Exercise objective: Copy each of the entries below faithfully, setting aside any pictures.

# start of Provided records

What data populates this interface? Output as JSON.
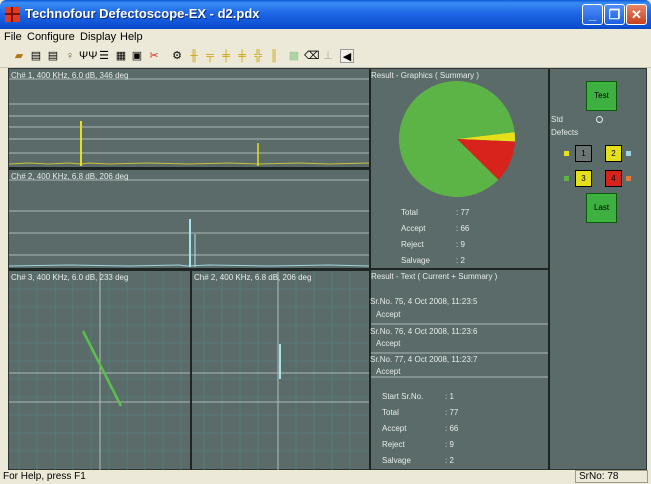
{
  "window": {
    "title": "Technofour Defectoscope-EX - d2.pdx",
    "icon": "app-logo-icon",
    "controls": [
      "minimize-icon",
      "maximize-icon",
      "close-icon"
    ]
  },
  "menu": [
    "File",
    "Configure",
    "Display",
    "Help"
  ],
  "toolbar": {
    "icons": [
      "open-icon",
      "print-icon",
      "print-preview-icon",
      "probe-icon",
      "calibrate-icon",
      "list-icon",
      "grid-icon",
      "report-icon",
      "tools-icon",
      "settings-icon",
      "vertical-gates-icon",
      "horizontal-gates-icon",
      "gate-align-icon",
      "gate-split-icon",
      "gate-cross-icon",
      "bar-icon",
      "image-icon",
      "eraser-icon",
      "baseline-icon",
      "speaker-icon"
    ]
  },
  "channels": {
    "ch1": {
      "title": "Ch# 1, 400 KHz, 6.0 dB, 346 deg"
    },
    "ch2a": {
      "title": "Ch# 2, 400 KHz, 6.8 dB, 206 deg"
    },
    "ch3": {
      "title": "Ch# 3, 400 KHz, 6.0 dB, 233 deg"
    },
    "ch2b": {
      "title": "Ch# 2, 400 KHz, 6.8 dB, 206 deg"
    }
  },
  "graphics": {
    "title": "Result - Graphics ( Summary )",
    "chart_data": {
      "type": "pie",
      "categories": [
        "Accept",
        "Reject",
        "Salvage"
      ],
      "values": [
        66,
        9,
        2
      ],
      "colors": [
        "#5cb447",
        "#d8221c",
        "#e6e01a"
      ]
    },
    "stats": [
      {
        "label": "Total",
        "value": ": 77"
      },
      {
        "label": "Accept",
        "value": ": 66"
      },
      {
        "label": "Reject",
        "value": ": 9"
      },
      {
        "label": "Salvage",
        "value": ": 2"
      }
    ]
  },
  "result_text": {
    "title": "Result - Text ( Current + Summary )",
    "entries": [
      {
        "line1": "Sr.No. 75,   4 Oct 2008, 11:23:5",
        "line2": "Accept"
      },
      {
        "line1": "Sr.No. 76,   4 Oct 2008, 11:23:6",
        "line2": "Accept"
      },
      {
        "line1": "Sr.No. 77,   4 Oct 2008, 11:23:7",
        "line2": "Accept"
      }
    ],
    "summary": [
      {
        "label": "Start Sr.No.",
        "value": ":  1"
      },
      {
        "label": "Total",
        "value": ":  77"
      },
      {
        "label": "Accept",
        "value": ":  66"
      },
      {
        "label": "Reject",
        "value": ":  9"
      },
      {
        "label": "Salvage",
        "value": ":  2"
      }
    ]
  },
  "controls": {
    "test_label": "Test",
    "std_label": "Std",
    "defects_label": "Defects",
    "last_label": "Last",
    "boxes": [
      {
        "label": "1",
        "color": "#6a7472",
        "marker": "#e6e01a"
      },
      {
        "label": "2",
        "color": "#e6e01a",
        "marker": "#9fd6e0"
      },
      {
        "label": "3",
        "color": "#e6e01a",
        "marker": "#5cb447"
      },
      {
        "label": "4",
        "color": "#d8221c",
        "marker": "#e07a3a"
      }
    ]
  },
  "status": {
    "help": "For Help, press F1",
    "srno": "SrNo: 78"
  }
}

# end of Provided records

Result for this task:
What data populates this interface? Output as JSON.
{
  "window": {
    "title": "Technofour Defectoscope-EX - d2.pdx",
    "icon": "app-logo-icon",
    "controls": [
      "minimize-icon",
      "maximize-icon",
      "close-icon"
    ]
  },
  "menu": [
    "File",
    "Configure",
    "Display",
    "Help"
  ],
  "toolbar": {
    "icons": [
      "open-icon",
      "print-icon",
      "print-preview-icon",
      "probe-icon",
      "calibrate-icon",
      "list-icon",
      "grid-icon",
      "report-icon",
      "tools-icon",
      "settings-icon",
      "vertical-gates-icon",
      "horizontal-gates-icon",
      "gate-align-icon",
      "gate-split-icon",
      "gate-cross-icon",
      "bar-icon",
      "image-icon",
      "eraser-icon",
      "baseline-icon",
      "speaker-icon"
    ]
  },
  "channels": {
    "ch1": {
      "title": "Ch# 1, 400 KHz, 6.0 dB, 346 deg"
    },
    "ch2a": {
      "title": "Ch# 2, 400 KHz, 6.8 dB, 206 deg"
    },
    "ch3": {
      "title": "Ch# 3, 400 KHz, 6.0 dB, 233 deg"
    },
    "ch2b": {
      "title": "Ch# 2, 400 KHz, 6.8 dB, 206 deg"
    }
  },
  "graphics": {
    "title": "Result - Graphics ( Summary )",
    "chart_data": {
      "type": "pie",
      "categories": [
        "Accept",
        "Reject",
        "Salvage"
      ],
      "values": [
        66,
        9,
        2
      ],
      "colors": [
        "#5cb447",
        "#d8221c",
        "#e6e01a"
      ]
    },
    "stats": [
      {
        "label": "Total",
        "value": ": 77"
      },
      {
        "label": "Accept",
        "value": ": 66"
      },
      {
        "label": "Reject",
        "value": ": 9"
      },
      {
        "label": "Salvage",
        "value": ": 2"
      }
    ]
  },
  "result_text": {
    "title": "Result - Text ( Current + Summary )",
    "entries": [
      {
        "line1": "Sr.No. 75,   4 Oct 2008, 11:23:5",
        "line2": "Accept"
      },
      {
        "line1": "Sr.No. 76,   4 Oct 2008, 11:23:6",
        "line2": "Accept"
      },
      {
        "line1": "Sr.No. 77,   4 Oct 2008, 11:23:7",
        "line2": "Accept"
      }
    ],
    "summary": [
      {
        "label": "Start Sr.No.",
        "value": ":  1"
      },
      {
        "label": "Total",
        "value": ":  77"
      },
      {
        "label": "Accept",
        "value": ":  66"
      },
      {
        "label": "Reject",
        "value": ":  9"
      },
      {
        "label": "Salvage",
        "value": ":  2"
      }
    ]
  },
  "controls": {
    "test_label": "Test",
    "std_label": "Std",
    "defects_label": "Defects",
    "last_label": "Last",
    "boxes": [
      {
        "label": "1",
        "color": "#6a7472",
        "marker": "#e6e01a"
      },
      {
        "label": "2",
        "color": "#e6e01a",
        "marker": "#9fd6e0"
      },
      {
        "label": "3",
        "color": "#e6e01a",
        "marker": "#5cb447"
      },
      {
        "label": "4",
        "color": "#d8221c",
        "marker": "#e07a3a"
      }
    ]
  },
  "status": {
    "help": "For Help, press F1",
    "srno": "SrNo: 78"
  }
}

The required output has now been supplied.